======== The input

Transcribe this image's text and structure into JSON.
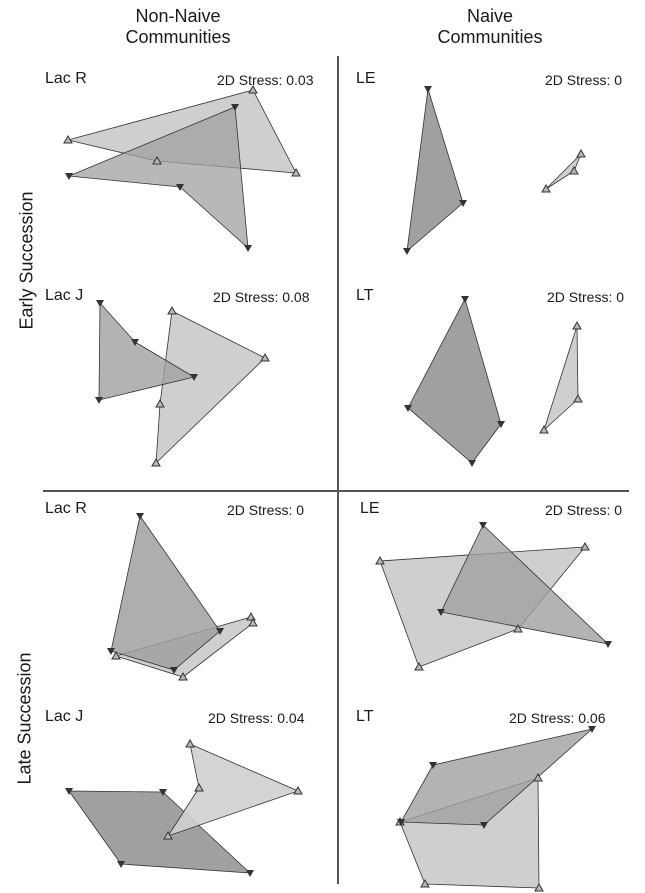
{
  "headers": {
    "non_naive_line1": "Non-Naive",
    "non_naive_line2": "Communities",
    "naive_line1": "Naive",
    "naive_line2": "Communities"
  },
  "rows": {
    "early": "Early Succession",
    "late": "Late Succession"
  },
  "panels": {
    "early_nonnaive_top": {
      "label": "Lac R",
      "stress": "2D Stress: 0.03"
    },
    "early_naive_top": {
      "label": "LE",
      "stress": "2D Stress: 0"
    },
    "early_nonnaive_bottom": {
      "label": "Lac J",
      "stress": "2D Stress: 0.08"
    },
    "early_naive_bottom": {
      "label": "LT",
      "stress": "2D Stress: 0"
    },
    "late_nonnaive_top": {
      "label": "Lac R",
      "stress": "2D Stress: 0"
    },
    "late_naive_top": {
      "label": "LE",
      "stress": "2D Stress: 0"
    },
    "late_nonnaive_bottom": {
      "label": "Lac J",
      "stress": "2D Stress: 0.04"
    },
    "late_naive_bottom": {
      "label": "LT",
      "stress": "2D Stress:  0.06"
    }
  },
  "colors": {
    "non_naive_fill": "#a0a0a0",
    "naive_fill": "#cfcfcf",
    "stroke": "#333333",
    "divider": "#555555"
  }
}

================

Problem requirements :: Keep the pictures out and write out the records exactly.

Answer for this exercise ::
Transcribe this image's text and structure into JSON.
{
  "headers": {
    "non_naive_line1": "Non-Naive",
    "non_naive_line2": "Communities",
    "naive_line1": "Naive",
    "naive_line2": "Communities"
  },
  "rows": {
    "early": "Early Succession",
    "late": "Late Succession"
  },
  "panels": {
    "early_nonnaive_top": {
      "label": "Lac R",
      "stress": "2D Stress: 0.03"
    },
    "early_naive_top": {
      "label": "LE",
      "stress": "2D Stress: 0"
    },
    "early_nonnaive_bottom": {
      "label": "Lac J",
      "stress": "2D Stress: 0.08"
    },
    "early_naive_bottom": {
      "label": "LT",
      "stress": "2D Stress: 0"
    },
    "late_nonnaive_top": {
      "label": "Lac R",
      "stress": "2D Stress: 0"
    },
    "late_naive_top": {
      "label": "LE",
      "stress": "2D Stress: 0"
    },
    "late_nonnaive_bottom": {
      "label": "Lac J",
      "stress": "2D Stress: 0.04"
    },
    "late_naive_bottom": {
      "label": "LT",
      "stress": "2D Stress:  0.06"
    }
  },
  "colors": {
    "non_naive_fill": "#a0a0a0",
    "naive_fill": "#cfcfcf",
    "stroke": "#333333",
    "divider": "#555555"
  }
}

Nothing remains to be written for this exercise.